#### SUPPLIED RECORDS
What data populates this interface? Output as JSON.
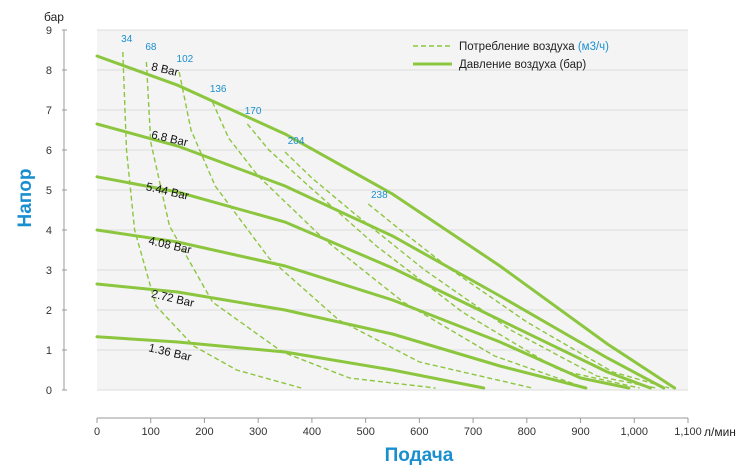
{
  "colors": {
    "curve": "#8cc63f",
    "accent": "#1a8fd0",
    "grid": "#e3e3e3",
    "plot_bg": "#f4f4f4",
    "text": "#333333"
  },
  "chart_data": {
    "type": "line",
    "title": "",
    "xlabel": "Подача",
    "ylabel": "Напор",
    "x_unit": "л/мин",
    "y_unit": "бар",
    "xlim": [
      0,
      1100
    ],
    "ylim": [
      0,
      9
    ],
    "x_ticks": [
      "0",
      "100",
      "200",
      "300",
      "400",
      "500",
      "600",
      "700",
      "800",
      "900",
      "1,000",
      "1,100"
    ],
    "y_ticks": [
      "0",
      "1",
      "2",
      "3",
      "4",
      "5",
      "6",
      "7",
      "8",
      "9"
    ],
    "legend": {
      "position": "top-right",
      "air_consumption": {
        "text": "Потребление воздуха ",
        "unit": "(м3/ч)"
      },
      "air_pressure": {
        "text": "Давление воздуха (бар)"
      }
    },
    "pressure_series": [
      {
        "name": "8 Bar",
        "label_x": 100,
        "label_y": 8.0,
        "points": [
          [
            0,
            8.35
          ],
          [
            150,
            7.62
          ],
          [
            350,
            6.4
          ],
          [
            550,
            4.9
          ],
          [
            750,
            3.1
          ],
          [
            950,
            1.15
          ],
          [
            1075,
            0.05
          ]
        ]
      },
      {
        "name": "6.8 Bar",
        "label_x": 100,
        "label_y": 6.3,
        "points": [
          [
            0,
            6.65
          ],
          [
            150,
            6.1
          ],
          [
            350,
            5.1
          ],
          [
            550,
            3.85
          ],
          [
            750,
            2.35
          ],
          [
            950,
            0.8
          ],
          [
            1055,
            0.05
          ]
        ]
      },
      {
        "name": "5.44 Bar",
        "label_x": 90,
        "label_y": 5.0,
        "points": [
          [
            0,
            5.33
          ],
          [
            150,
            4.95
          ],
          [
            350,
            4.2
          ],
          [
            550,
            3.05
          ],
          [
            750,
            1.75
          ],
          [
            950,
            0.45
          ],
          [
            1030,
            0.05
          ]
        ]
      },
      {
        "name": "4.08 Bar",
        "label_x": 95,
        "label_y": 3.65,
        "points": [
          [
            0,
            4.0
          ],
          [
            150,
            3.7
          ],
          [
            350,
            3.1
          ],
          [
            550,
            2.25
          ],
          [
            750,
            1.2
          ],
          [
            900,
            0.3
          ],
          [
            990,
            0.05
          ]
        ]
      },
      {
        "name": "2.72 Bar",
        "label_x": 100,
        "label_y": 2.32,
        "points": [
          [
            0,
            2.65
          ],
          [
            150,
            2.45
          ],
          [
            350,
            2.0
          ],
          [
            550,
            1.4
          ],
          [
            750,
            0.6
          ],
          [
            910,
            0.05
          ]
        ]
      },
      {
        "name": "1.36 Bar",
        "label_x": 95,
        "label_y": 0.97,
        "points": [
          [
            0,
            1.33
          ],
          [
            150,
            1.2
          ],
          [
            350,
            0.95
          ],
          [
            550,
            0.5
          ],
          [
            720,
            0.05
          ]
        ]
      }
    ],
    "air_series": [
      {
        "name": "34",
        "label_x": 45,
        "label_y": 8.7,
        "points": [
          [
            48,
            8.45
          ],
          [
            55,
            6.0
          ],
          [
            70,
            4.0
          ],
          [
            110,
            2.1
          ],
          [
            180,
            1.1
          ],
          [
            260,
            0.5
          ],
          [
            380,
            0.05
          ]
        ]
      },
      {
        "name": "68",
        "label_x": 90,
        "label_y": 8.5,
        "points": [
          [
            92,
            8.2
          ],
          [
            100,
            6.2
          ],
          [
            135,
            4.1
          ],
          [
            215,
            2.2
          ],
          [
            345,
            0.95
          ],
          [
            470,
            0.3
          ],
          [
            630,
            0.05
          ]
        ]
      },
      {
        "name": "102",
        "label_x": 148,
        "label_y": 8.2,
        "points": [
          [
            153,
            7.95
          ],
          [
            175,
            6.5
          ],
          [
            220,
            5.1
          ],
          [
            320,
            3.3
          ],
          [
            450,
            1.75
          ],
          [
            600,
            0.7
          ],
          [
            810,
            0.05
          ]
        ]
      },
      {
        "name": "136",
        "label_x": 210,
        "label_y": 7.45,
        "points": [
          [
            215,
            7.2
          ],
          [
            245,
            6.3
          ],
          [
            300,
            5.35
          ],
          [
            420,
            3.8
          ],
          [
            570,
            2.2
          ],
          [
            740,
            0.85
          ],
          [
            910,
            0.05
          ]
        ]
      },
      {
        "name": "170",
        "label_x": 275,
        "label_y": 6.9,
        "points": [
          [
            280,
            6.65
          ],
          [
            320,
            6.0
          ],
          [
            390,
            5.15
          ],
          [
            520,
            3.6
          ],
          [
            680,
            1.95
          ],
          [
            860,
            0.5
          ],
          [
            1010,
            0.05
          ]
        ]
      },
      {
        "name": "204",
        "label_x": 355,
        "label_y": 6.15,
        "points": [
          [
            350,
            5.95
          ],
          [
            400,
            5.3
          ],
          [
            480,
            4.4
          ],
          [
            610,
            3.0
          ],
          [
            770,
            1.5
          ],
          [
            930,
            0.35
          ],
          [
            1040,
            0.05
          ]
        ]
      },
      {
        "name": "238",
        "label_x": 510,
        "label_y": 4.8,
        "points": [
          [
            505,
            4.65
          ],
          [
            560,
            4.05
          ],
          [
            660,
            3.0
          ],
          [
            800,
            1.7
          ],
          [
            960,
            0.45
          ],
          [
            1065,
            0.05
          ]
        ]
      }
    ]
  }
}
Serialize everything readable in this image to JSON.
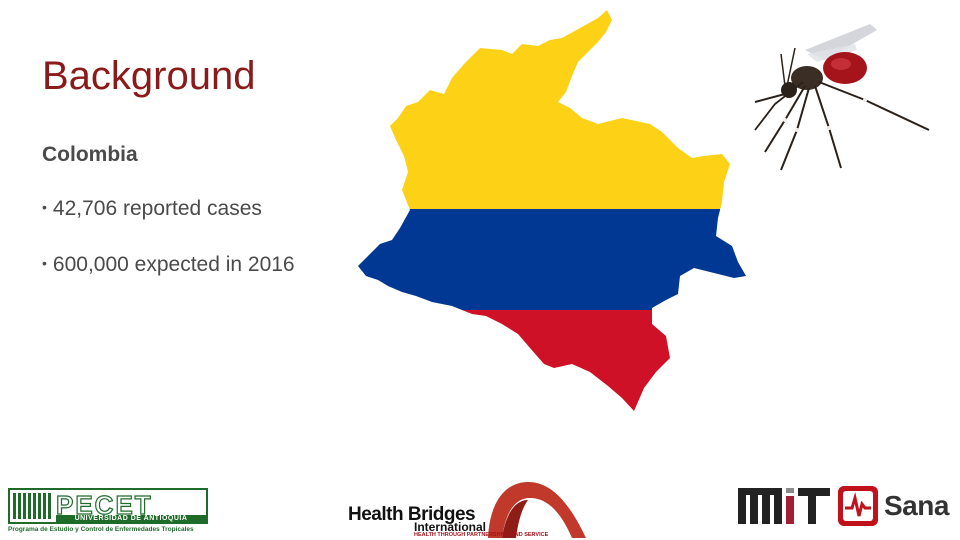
{
  "slide": {
    "title": "Background",
    "subheading": "Colombia",
    "bullets": [
      "42,706 reported cases",
      "600,000 expected in 2016"
    ],
    "bullet_glyph": "•"
  },
  "images": {
    "map": {
      "name": "colombia-flag-map",
      "colors": [
        "#fcd116",
        "#003893",
        "#ce1126"
      ]
    },
    "photo": {
      "name": "mosquito-photo"
    }
  },
  "logos": {
    "pecet": {
      "wordmark": "PECET",
      "university": "UNIVERSIDAD DE ANTIOQUIA",
      "program": "Programa de Estudio y Control de Enfermedades Tropicales",
      "color": "#1f6b2a"
    },
    "hbi": {
      "name": "Health Bridges",
      "sub": "International",
      "tagline": "HEALTH THROUGH PARTNERSHIPS AND SERVICE",
      "color": "#c0392b"
    },
    "mit": {
      "name": "MIT"
    },
    "sana": {
      "name": "Sana",
      "color": "#c0121a"
    }
  },
  "colors": {
    "title": "#8b1a1a",
    "text": "#4a4a4a"
  }
}
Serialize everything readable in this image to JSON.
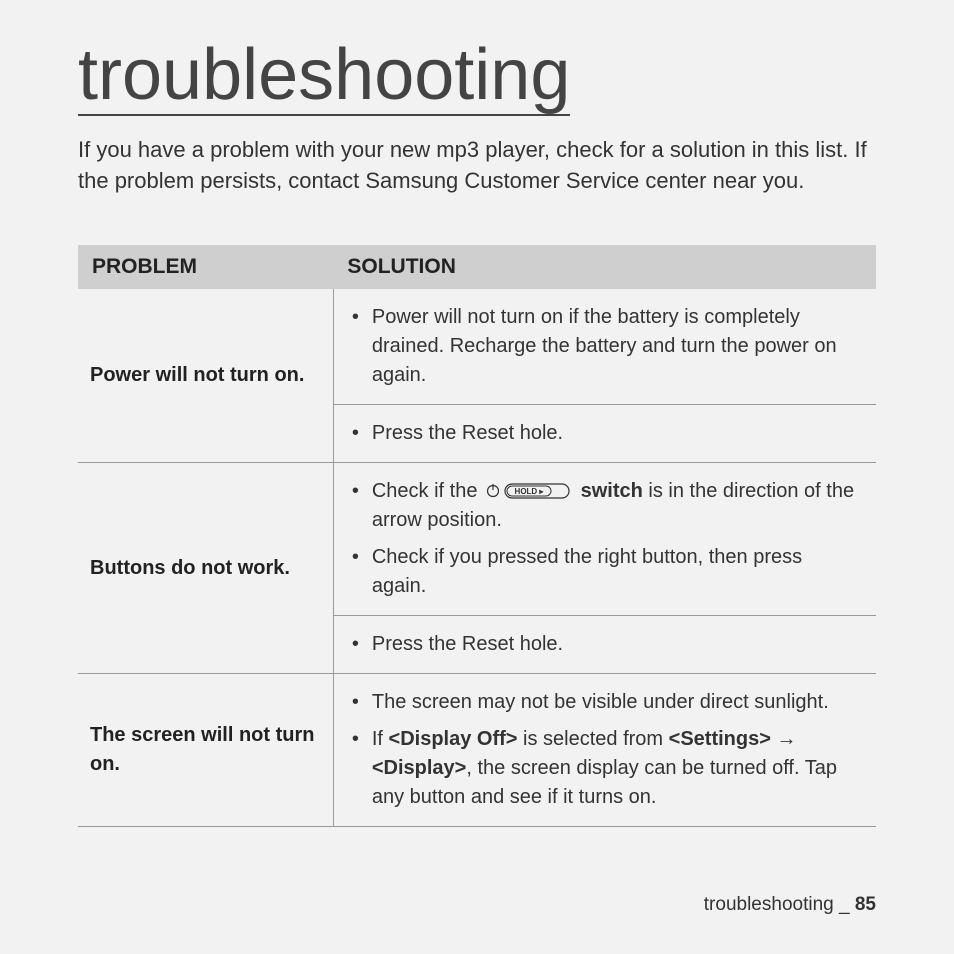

#### EXERCISE
Repeat the records word for word. Any picture in them should be left out.

#### RESPONSE
What data populates this interface? Output as JSON.
{
  "colors": {
    "curve": "#8cc63f",
    "accent": "#1a8fd0",
    "grid": "#e3e3e3",
    "plot_bg": "#f4f4f4",
    "text": "#333333"
  },
  "chart_data": {
    "type": "line",
    "title": "",
    "xlabel": "Подача",
    "ylabel": "Напор",
    "x_unit": "л/мин",
    "y_unit": "бар",
    "xlim": [
      0,
      1100
    ],
    "ylim": [
      0,
      9
    ],
    "x_ticks": [
      "0",
      "100",
      "200",
      "300",
      "400",
      "500",
      "600",
      "700",
      "800",
      "900",
      "1,000",
      "1,100"
    ],
    "y_ticks": [
      "0",
      "1",
      "2",
      "3",
      "4",
      "5",
      "6",
      "7",
      "8",
      "9"
    ],
    "legend": {
      "position": "top-right",
      "air_consumption": {
        "text": "Потребление воздуха ",
        "unit": "(м3/ч)"
      },
      "air_pressure": {
        "text": "Давление воздуха (бар)"
      }
    },
    "pressure_series": [
      {
        "name": "8 Bar",
        "label_x": 100,
        "label_y": 8.0,
        "points": [
          [
            0,
            8.35
          ],
          [
            150,
            7.62
          ],
          [
            350,
            6.4
          ],
          [
            550,
            4.9
          ],
          [
            750,
            3.1
          ],
          [
            950,
            1.15
          ],
          [
            1075,
            0.05
          ]
        ]
      },
      {
        "name": "6.8 Bar",
        "label_x": 100,
        "label_y": 6.3,
        "points": [
          [
            0,
            6.65
          ],
          [
            150,
            6.1
          ],
          [
            350,
            5.1
          ],
          [
            550,
            3.85
          ],
          [
            750,
            2.35
          ],
          [
            950,
            0.8
          ],
          [
            1055,
            0.05
          ]
        ]
      },
      {
        "name": "5.44 Bar",
        "label_x": 90,
        "label_y": 5.0,
        "points": [
          [
            0,
            5.33
          ],
          [
            150,
            4.95
          ],
          [
            350,
            4.2
          ],
          [
            550,
            3.05
          ],
          [
            750,
            1.75
          ],
          [
            950,
            0.45
          ],
          [
            1030,
            0.05
          ]
        ]
      },
      {
        "name": "4.08 Bar",
        "label_x": 95,
        "label_y": 3.65,
        "points": [
          [
            0,
            4.0
          ],
          [
            150,
            3.7
          ],
          [
            350,
            3.1
          ],
          [
            550,
            2.25
          ],
          [
            750,
            1.2
          ],
          [
            900,
            0.3
          ],
          [
            990,
            0.05
          ]
        ]
      },
      {
        "name": "2.72 Bar",
        "label_x": 100,
        "label_y": 2.32,
        "points": [
          [
            0,
            2.65
          ],
          [
            150,
            2.45
          ],
          [
            350,
            2.0
          ],
          [
            550,
            1.4
          ],
          [
            750,
            0.6
          ],
          [
            910,
            0.05
          ]
        ]
      },
      {
        "name": "1.36 Bar",
        "label_x": 95,
        "label_y": 0.97,
        "points": [
          [
            0,
            1.33
          ],
          [
            150,
            1.2
          ],
          [
            350,
            0.95
          ],
          [
            550,
            0.5
          ],
          [
            720,
            0.05
          ]
        ]
      }
    ],
    "air_series": [
      {
        "name": "34",
        "label_x": 45,
        "label_y": 8.7,
        "points": [
          [
            48,
            8.45
          ],
          [
            55,
            6.0
          ],
          [
            70,
            4.0
          ],
          [
            110,
            2.1
          ],
          [
            180,
            1.1
          ],
          [
            260,
            0.5
          ],
          [
            380,
            0.05
          ]
        ]
      },
      {
        "name": "68",
        "label_x": 90,
        "label_y": 8.5,
        "points": [
          [
            92,
            8.2
          ],
          [
            100,
            6.2
          ],
          [
            135,
            4.1
          ],
          [
            215,
            2.2
          ],
          [
            345,
            0.95
          ],
          [
            470,
            0.3
          ],
          [
            630,
            0.05
          ]
        ]
      },
      {
        "name": "102",
        "label_x": 148,
        "label_y": 8.2,
        "points": [
          [
            153,
            7.95
          ],
          [
            175,
            6.5
          ],
          [
            220,
            5.1
          ],
          [
            320,
            3.3
          ],
          [
            450,
            1.75
          ],
          [
            600,
            0.7
          ],
          [
            810,
            0.05
          ]
        ]
      },
      {
        "name": "136",
        "label_x": 210,
        "label_y": 7.45,
        "points": [
          [
            215,
            7.2
          ],
          [
            245,
            6.3
          ],
          [
            300,
            5.35
          ],
          [
            420,
            3.8
          ],
          [
            570,
            2.2
          ],
          [
            740,
            0.85
          ],
          [
            910,
            0.05
          ]
        ]
      },
      {
        "name": "170",
        "label_x": 275,
        "label_y": 6.9,
        "points": [
          [
            280,
            6.65
          ],
          [
            320,
            6.0
          ],
          [
            390,
            5.15
          ],
          [
            520,
            3.6
          ],
          [
            680,
            1.95
          ],
          [
            860,
            0.5
          ],
          [
            1010,
            0.05
          ]
        ]
      },
      {
        "name": "204",
        "label_x": 355,
        "label_y": 6.15,
        "points": [
          [
            350,
            5.95
          ],
          [
            400,
            5.3
          ],
          [
            480,
            4.4
          ],
          [
            610,
            3.0
          ],
          [
            770,
            1.5
          ],
          [
            930,
            0.35
          ],
          [
            1040,
            0.05
          ]
        ]
      },
      {
        "name": "238",
        "label_x": 510,
        "label_y": 4.8,
        "points": [
          [
            505,
            4.65
          ],
          [
            560,
            4.05
          ],
          [
            660,
            3.0
          ],
          [
            800,
            1.7
          ],
          [
            960,
            0.45
          ],
          [
            1065,
            0.05
          ]
        ]
      }
    ]
  }
}
Serialize everything readable in this image to JSON.
{
  "slide": {
    "title": "Background",
    "subheading": "Colombia",
    "bullets": [
      "42,706 reported cases",
      "600,000 expected in 2016"
    ],
    "bullet_glyph": "•"
  },
  "images": {
    "map": {
      "name": "colombia-flag-map",
      "colors": [
        "#fcd116",
        "#003893",
        "#ce1126"
      ]
    },
    "photo": {
      "name": "mosquito-photo"
    }
  },
  "logos": {
    "pecet": {
      "wordmark": "PECET",
      "university": "UNIVERSIDAD DE ANTIOQUIA",
      "program": "Programa de Estudio y Control de Enfermedades Tropicales",
      "color": "#1f6b2a"
    },
    "hbi": {
      "name": "Health Bridges",
      "sub": "International",
      "tagline": "HEALTH THROUGH PARTNERSHIPS AND SERVICE",
      "color": "#c0392b"
    },
    "mit": {
      "name": "MIT"
    },
    "sana": {
      "name": "Sana",
      "color": "#c0121a"
    }
  },
  "colors": {
    "title": "#8b1a1a",
    "text": "#4a4a4a"
  }
}
Serialize everything readable in this image to JSON.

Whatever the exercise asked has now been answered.